#### [Problem description]
From the entries that follow, extract each line holding the string "учетом".

(Stored records)

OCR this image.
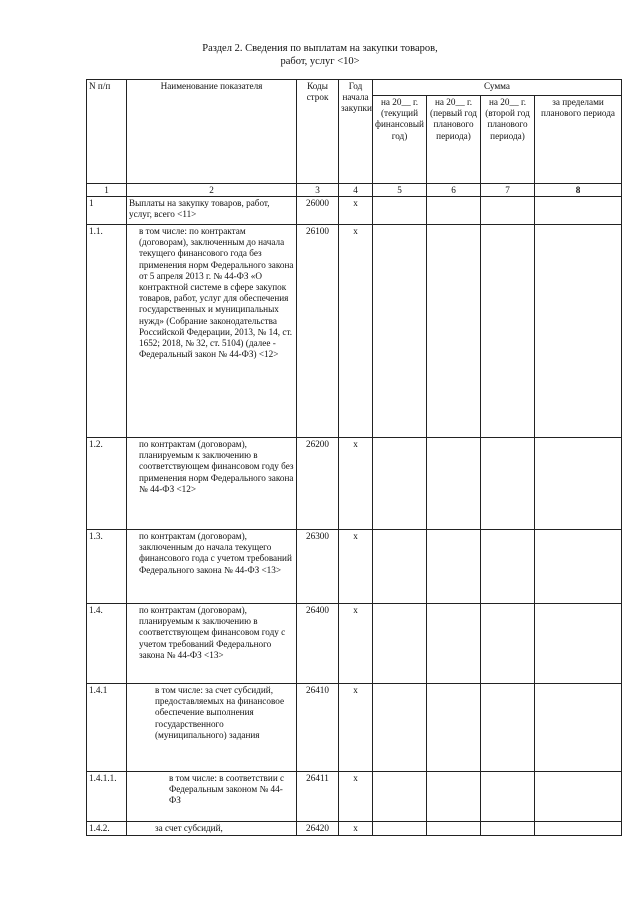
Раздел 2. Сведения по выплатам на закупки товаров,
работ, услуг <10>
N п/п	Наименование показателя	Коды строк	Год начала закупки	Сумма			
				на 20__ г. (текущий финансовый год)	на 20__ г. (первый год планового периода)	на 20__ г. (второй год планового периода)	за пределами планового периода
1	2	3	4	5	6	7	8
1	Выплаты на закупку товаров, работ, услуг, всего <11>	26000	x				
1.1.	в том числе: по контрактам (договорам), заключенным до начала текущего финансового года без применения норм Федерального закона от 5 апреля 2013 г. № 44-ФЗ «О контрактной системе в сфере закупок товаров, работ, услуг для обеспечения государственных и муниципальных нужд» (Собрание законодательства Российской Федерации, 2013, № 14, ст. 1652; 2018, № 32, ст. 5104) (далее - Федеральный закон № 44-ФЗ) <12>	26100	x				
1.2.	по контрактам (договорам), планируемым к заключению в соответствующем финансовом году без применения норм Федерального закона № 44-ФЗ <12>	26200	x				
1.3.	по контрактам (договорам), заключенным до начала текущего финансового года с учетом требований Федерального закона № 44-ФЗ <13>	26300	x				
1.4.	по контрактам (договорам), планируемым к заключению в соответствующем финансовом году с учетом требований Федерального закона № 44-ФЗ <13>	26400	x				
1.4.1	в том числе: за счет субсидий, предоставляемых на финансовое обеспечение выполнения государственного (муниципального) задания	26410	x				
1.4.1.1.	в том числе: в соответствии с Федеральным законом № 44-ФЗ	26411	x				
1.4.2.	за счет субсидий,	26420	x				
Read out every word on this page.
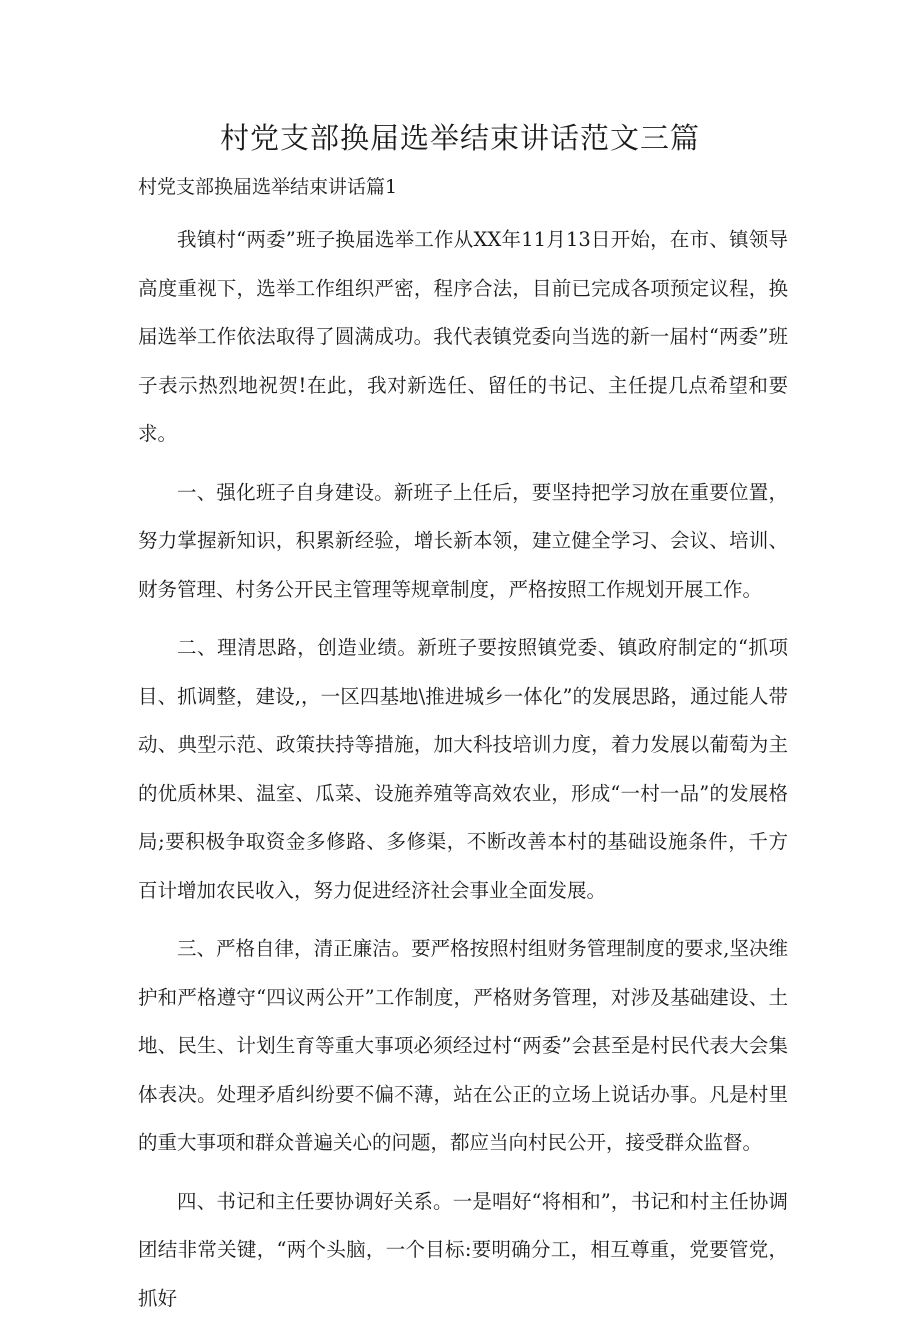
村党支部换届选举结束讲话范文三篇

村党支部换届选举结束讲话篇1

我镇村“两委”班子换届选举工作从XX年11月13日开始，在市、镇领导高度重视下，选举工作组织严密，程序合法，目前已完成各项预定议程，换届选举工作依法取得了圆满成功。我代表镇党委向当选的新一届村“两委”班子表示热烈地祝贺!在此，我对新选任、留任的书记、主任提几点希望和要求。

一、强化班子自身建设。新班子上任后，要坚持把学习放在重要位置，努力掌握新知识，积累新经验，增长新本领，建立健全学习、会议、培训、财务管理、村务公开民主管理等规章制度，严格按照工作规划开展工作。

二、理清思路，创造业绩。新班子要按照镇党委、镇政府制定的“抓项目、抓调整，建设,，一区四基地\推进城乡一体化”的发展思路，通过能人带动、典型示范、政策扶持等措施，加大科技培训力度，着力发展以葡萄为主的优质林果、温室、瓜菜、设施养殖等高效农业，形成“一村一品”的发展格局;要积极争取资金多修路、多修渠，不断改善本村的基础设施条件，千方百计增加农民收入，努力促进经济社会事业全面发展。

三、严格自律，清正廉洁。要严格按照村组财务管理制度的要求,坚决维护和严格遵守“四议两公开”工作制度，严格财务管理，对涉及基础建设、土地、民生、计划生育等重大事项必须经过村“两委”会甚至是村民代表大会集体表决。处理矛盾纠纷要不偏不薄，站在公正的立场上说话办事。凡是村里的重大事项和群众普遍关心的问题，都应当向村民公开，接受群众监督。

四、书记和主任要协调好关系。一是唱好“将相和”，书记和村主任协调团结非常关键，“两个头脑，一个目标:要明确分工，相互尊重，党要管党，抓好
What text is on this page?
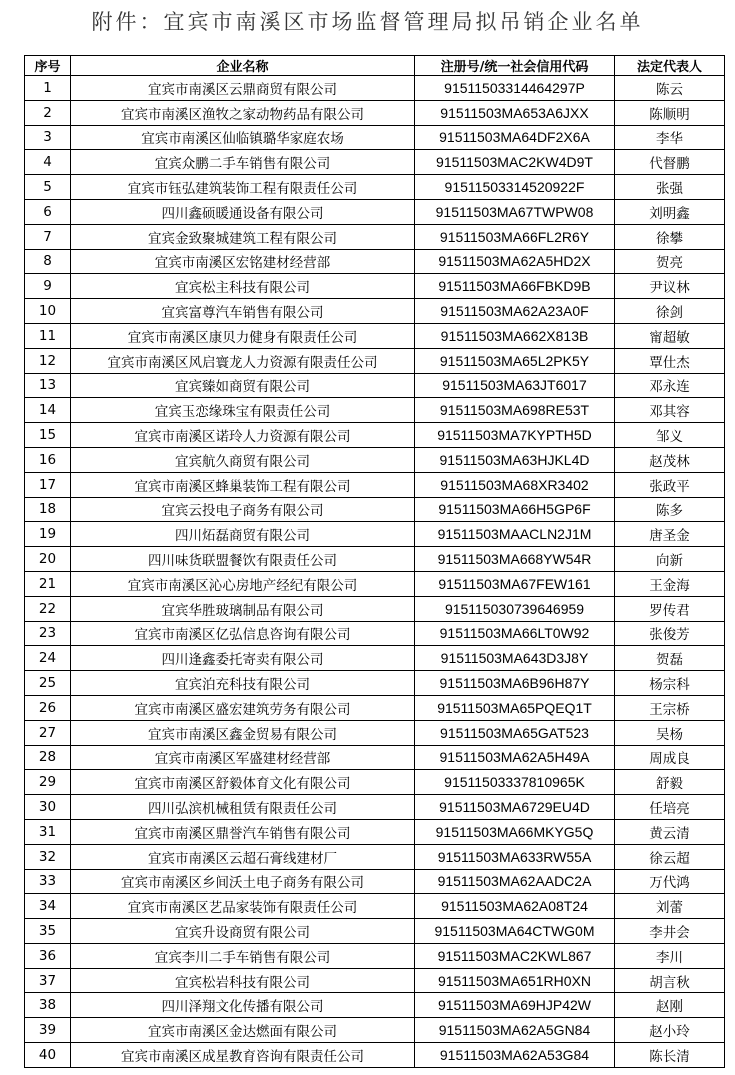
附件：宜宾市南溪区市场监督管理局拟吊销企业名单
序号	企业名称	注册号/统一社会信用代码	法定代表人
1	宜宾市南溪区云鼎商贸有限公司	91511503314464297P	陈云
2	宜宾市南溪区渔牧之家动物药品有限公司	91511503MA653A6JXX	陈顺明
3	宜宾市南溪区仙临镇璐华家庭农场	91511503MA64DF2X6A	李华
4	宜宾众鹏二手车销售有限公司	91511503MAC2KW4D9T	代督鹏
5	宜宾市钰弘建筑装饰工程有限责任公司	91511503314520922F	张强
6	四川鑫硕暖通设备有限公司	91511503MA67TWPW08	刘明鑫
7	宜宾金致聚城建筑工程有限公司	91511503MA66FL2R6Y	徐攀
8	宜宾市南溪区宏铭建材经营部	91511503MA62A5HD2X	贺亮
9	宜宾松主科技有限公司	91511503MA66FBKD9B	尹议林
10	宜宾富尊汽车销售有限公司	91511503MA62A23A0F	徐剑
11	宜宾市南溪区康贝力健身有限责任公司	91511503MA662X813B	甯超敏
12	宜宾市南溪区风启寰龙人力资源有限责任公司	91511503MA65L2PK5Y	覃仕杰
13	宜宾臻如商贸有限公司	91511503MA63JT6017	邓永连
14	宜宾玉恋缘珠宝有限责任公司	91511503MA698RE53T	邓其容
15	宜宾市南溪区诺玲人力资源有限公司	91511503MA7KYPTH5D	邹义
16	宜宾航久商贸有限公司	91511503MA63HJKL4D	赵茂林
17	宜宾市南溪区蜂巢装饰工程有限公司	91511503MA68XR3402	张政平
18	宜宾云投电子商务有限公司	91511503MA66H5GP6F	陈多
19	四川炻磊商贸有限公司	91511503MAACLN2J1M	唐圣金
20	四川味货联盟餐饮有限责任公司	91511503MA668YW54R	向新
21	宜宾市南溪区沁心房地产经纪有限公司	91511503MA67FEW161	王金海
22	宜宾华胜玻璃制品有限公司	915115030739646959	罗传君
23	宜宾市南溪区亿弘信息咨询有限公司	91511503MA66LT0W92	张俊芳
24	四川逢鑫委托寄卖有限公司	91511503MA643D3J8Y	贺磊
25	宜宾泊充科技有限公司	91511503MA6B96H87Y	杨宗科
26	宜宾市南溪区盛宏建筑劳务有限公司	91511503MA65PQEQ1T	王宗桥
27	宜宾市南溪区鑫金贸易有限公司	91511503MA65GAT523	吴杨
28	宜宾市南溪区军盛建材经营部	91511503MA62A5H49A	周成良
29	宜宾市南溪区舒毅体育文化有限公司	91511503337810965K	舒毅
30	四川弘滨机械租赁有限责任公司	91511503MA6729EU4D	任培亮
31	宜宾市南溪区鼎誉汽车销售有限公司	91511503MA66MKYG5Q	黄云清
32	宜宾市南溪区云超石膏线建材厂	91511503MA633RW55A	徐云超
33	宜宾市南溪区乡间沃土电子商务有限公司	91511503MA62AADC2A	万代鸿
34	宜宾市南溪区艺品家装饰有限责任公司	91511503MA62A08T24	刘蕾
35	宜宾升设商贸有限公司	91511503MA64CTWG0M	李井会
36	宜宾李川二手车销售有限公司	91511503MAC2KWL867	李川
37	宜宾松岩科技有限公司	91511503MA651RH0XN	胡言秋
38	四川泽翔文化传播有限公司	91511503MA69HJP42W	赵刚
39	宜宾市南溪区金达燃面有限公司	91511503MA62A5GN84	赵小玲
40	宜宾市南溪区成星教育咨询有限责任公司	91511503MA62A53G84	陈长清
...
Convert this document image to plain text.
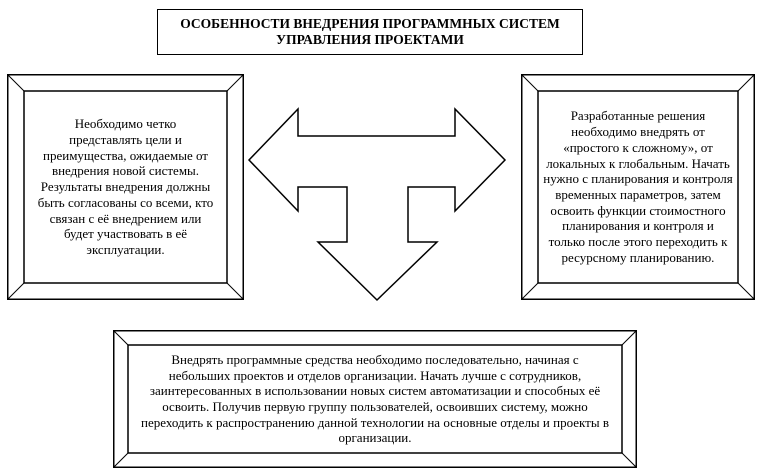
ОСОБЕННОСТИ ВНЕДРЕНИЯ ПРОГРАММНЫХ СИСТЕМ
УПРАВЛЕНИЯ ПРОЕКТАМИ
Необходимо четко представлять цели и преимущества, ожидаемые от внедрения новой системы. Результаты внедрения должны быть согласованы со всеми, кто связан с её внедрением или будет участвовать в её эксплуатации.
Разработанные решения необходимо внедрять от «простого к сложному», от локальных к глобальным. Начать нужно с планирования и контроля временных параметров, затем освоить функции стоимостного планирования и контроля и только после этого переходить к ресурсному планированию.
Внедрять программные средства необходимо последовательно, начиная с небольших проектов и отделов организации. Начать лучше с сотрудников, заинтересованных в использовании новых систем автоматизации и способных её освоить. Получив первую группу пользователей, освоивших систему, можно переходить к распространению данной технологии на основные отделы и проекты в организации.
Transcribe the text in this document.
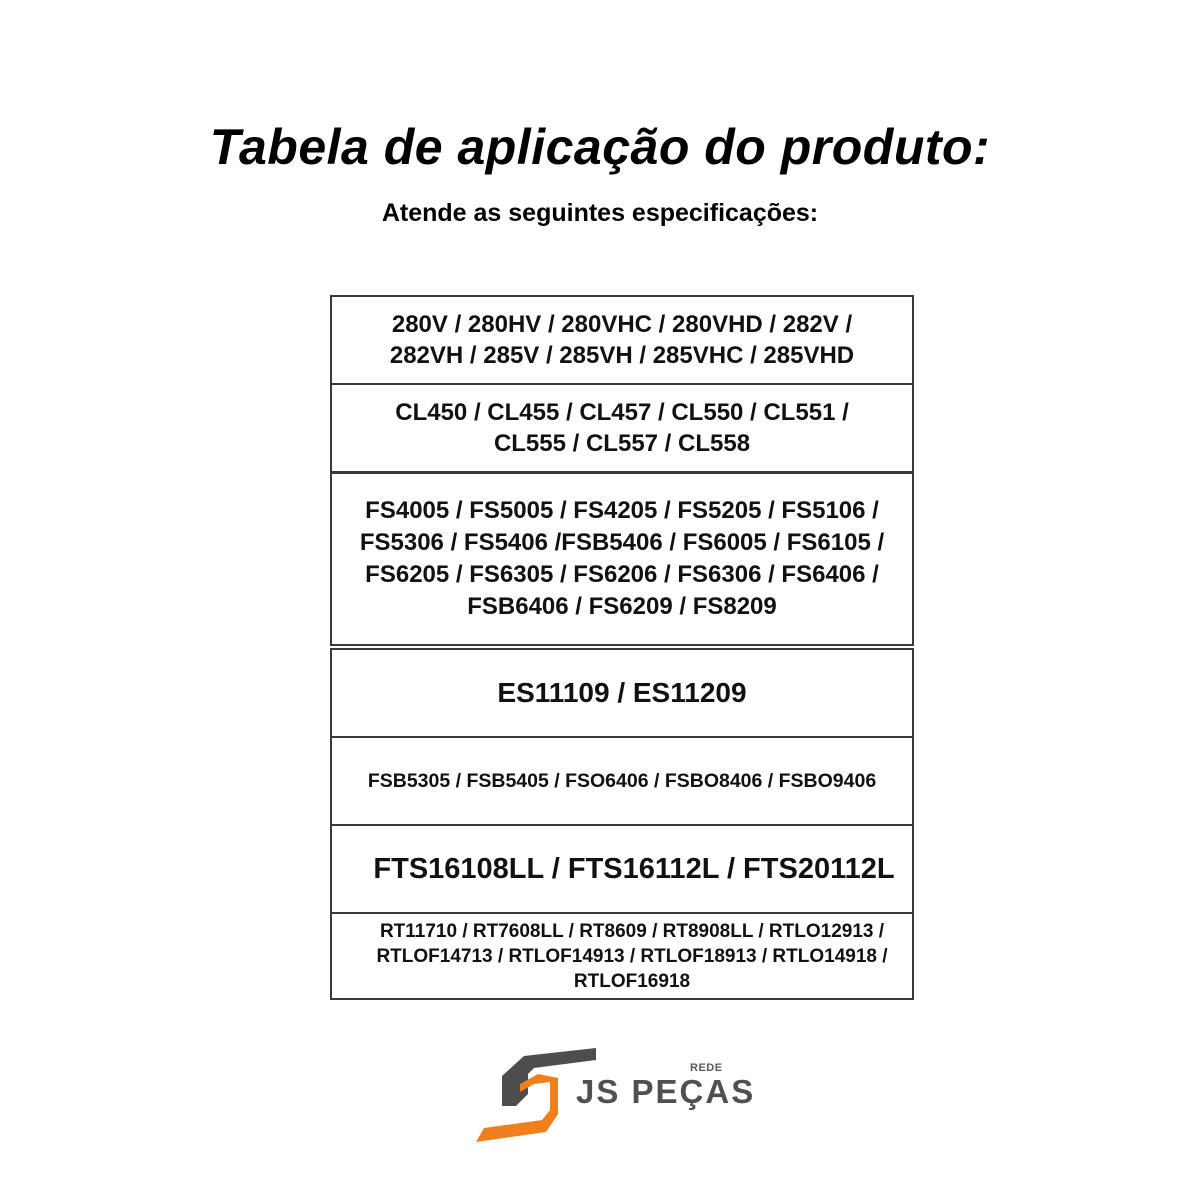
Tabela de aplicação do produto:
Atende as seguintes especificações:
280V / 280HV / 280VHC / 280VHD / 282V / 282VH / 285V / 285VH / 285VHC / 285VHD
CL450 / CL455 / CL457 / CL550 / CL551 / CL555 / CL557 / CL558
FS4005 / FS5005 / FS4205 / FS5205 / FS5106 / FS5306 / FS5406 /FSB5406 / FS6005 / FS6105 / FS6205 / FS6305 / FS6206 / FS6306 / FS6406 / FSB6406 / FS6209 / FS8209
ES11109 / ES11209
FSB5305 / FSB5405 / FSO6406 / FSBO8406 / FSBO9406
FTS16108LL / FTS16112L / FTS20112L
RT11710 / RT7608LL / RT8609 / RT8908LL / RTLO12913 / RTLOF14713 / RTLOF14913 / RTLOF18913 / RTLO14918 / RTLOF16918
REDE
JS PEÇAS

#### [Correct response]
1.3.	по контрактам (договорам), заключенным до начала текущего финансового года с учетом требований Федерального закона № 44-ФЗ <13>	26300	x				
1.4.	по контрактам (договорам), планируемым к заключению в соответствующем финансовом году с учетом требований Федерального закона № 44-ФЗ <13>	26400	x				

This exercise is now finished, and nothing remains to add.